Problem to work on:
In the listing below, identify each line with the word "label" and return those lines.

________________

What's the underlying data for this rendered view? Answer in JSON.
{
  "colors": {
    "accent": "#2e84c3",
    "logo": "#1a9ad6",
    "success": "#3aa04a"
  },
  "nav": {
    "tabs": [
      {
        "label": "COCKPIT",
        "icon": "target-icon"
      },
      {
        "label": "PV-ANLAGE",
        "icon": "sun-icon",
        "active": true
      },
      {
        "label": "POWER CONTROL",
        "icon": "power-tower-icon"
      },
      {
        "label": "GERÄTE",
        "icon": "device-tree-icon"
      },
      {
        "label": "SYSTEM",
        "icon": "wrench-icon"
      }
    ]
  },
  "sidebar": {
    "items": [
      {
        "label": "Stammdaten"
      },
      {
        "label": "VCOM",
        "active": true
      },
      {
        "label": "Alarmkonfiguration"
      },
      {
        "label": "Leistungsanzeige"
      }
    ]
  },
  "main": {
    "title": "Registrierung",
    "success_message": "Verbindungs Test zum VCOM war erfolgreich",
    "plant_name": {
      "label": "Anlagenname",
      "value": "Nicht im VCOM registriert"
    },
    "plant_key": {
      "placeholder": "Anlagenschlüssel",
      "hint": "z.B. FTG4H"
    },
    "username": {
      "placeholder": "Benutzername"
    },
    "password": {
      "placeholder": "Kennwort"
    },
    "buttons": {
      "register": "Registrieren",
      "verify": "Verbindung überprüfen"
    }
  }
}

________________

Response below:
        "label": "COCKPIT",
        "label": "PV-ANLAGE",
        "label": "POWER CONTROL",
        "label": "GERÄTE",
        "label": "SYSTEM",
        "label": "Stammdaten"
        "label": "VCOM",
        "label": "Alarmkonfiguration"
        "label": "Leistungsanzeige"
      "label": "Anlagenname",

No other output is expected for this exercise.